RECORDS SHOWN start

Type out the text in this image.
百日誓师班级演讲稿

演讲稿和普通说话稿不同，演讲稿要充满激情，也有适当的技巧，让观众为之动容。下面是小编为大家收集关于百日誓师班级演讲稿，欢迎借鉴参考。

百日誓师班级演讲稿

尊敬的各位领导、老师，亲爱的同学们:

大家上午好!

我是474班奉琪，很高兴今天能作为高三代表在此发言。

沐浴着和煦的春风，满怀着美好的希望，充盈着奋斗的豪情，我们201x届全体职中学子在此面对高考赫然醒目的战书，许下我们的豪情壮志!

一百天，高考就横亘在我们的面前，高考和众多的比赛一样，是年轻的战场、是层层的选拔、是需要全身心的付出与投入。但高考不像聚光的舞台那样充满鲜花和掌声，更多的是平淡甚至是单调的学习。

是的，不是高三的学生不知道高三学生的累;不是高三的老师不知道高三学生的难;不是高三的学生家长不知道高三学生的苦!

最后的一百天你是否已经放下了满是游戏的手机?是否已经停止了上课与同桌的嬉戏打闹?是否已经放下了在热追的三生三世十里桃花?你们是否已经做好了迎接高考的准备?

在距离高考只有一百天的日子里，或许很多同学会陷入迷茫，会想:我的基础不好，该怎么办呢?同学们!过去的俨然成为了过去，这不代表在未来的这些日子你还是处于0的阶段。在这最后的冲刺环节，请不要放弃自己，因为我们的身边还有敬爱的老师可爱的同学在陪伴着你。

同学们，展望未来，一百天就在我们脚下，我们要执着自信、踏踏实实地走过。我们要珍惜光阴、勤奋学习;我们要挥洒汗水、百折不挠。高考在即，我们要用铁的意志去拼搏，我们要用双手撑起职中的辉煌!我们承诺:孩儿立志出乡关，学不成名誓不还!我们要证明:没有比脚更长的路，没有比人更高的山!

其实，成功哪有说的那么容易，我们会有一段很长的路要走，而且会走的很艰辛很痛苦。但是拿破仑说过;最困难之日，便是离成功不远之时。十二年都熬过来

RECORDS SHOWN end

== EXERCISE TASK ==
Your task is to extract all of the records exactly.

== SOLUTION FOR THIS PROBLEM ==
Type out the text in this image.
百日誓师班级演讲稿

演讲稿和普通说话稿不同，演讲稿要充满激情，也有适当的技巧，让观众为之动容。下面是小编为大家收集关于百日誓师班级演讲稿，欢迎借鉴参考。

百日誓师班级演讲稿

尊敬的各位领导、老师，亲爱的同学们:

大家上午好!

我是474班奉琪，很高兴今天能作为高三代表在此发言。

沐浴着和煦的春风，满怀着美好的希望，充盈着奋斗的豪情，我们201x届全体职中学子在此面对高考赫然醒目的战书，许下我们的豪情壮志!

一百天，高考就横亘在我们的面前，高考和众多的比赛一样，是年轻的战场、是层层的选拔、是需要全身心的付出与投入。但高考不像聚光的舞台那样充满鲜花和掌声，更多的是平淡甚至是单调的学习。

是的，不是高三的学生不知道高三学生的累;不是高三的老师不知道高三学生的难;不是高三的学生家长不知道高三学生的苦!

最后的一百天你是否已经放下了满是游戏的手机?是否已经停止了上课与同桌的嬉戏打闹?是否已经放下了在热追的三生三世十里桃花?你们是否已经做好了迎接高考的准备?

在距离高考只有一百天的日子里，或许很多同学会陷入迷茫，会想:我的基础不好，该怎么办呢?同学们!过去的俨然成为了过去，这不代表在未来的这些日子你还是处于0的阶段。在这最后的冲刺环节，请不要放弃自己，因为我们的身边还有敬爱的老师可爱的同学在陪伴着你。

同学们，展望未来，一百天就在我们脚下，我们要执着自信、踏踏实实地走过。我们要珍惜光阴、勤奋学习;我们要挥洒汗水、百折不挠。高考在即，我们要用铁的意志去拼搏，我们要用双手撑起职中的辉煌!我们承诺:孩儿立志出乡关，学不成名誓不还!我们要证明:没有比脚更长的路，没有比人更高的山!

其实，成功哪有说的那么容易，我们会有一段很长的路要走，而且会走的很艰辛很痛苦。但是拿破仑说过;最困难之日，便是离成功不远之时。十二年都熬过来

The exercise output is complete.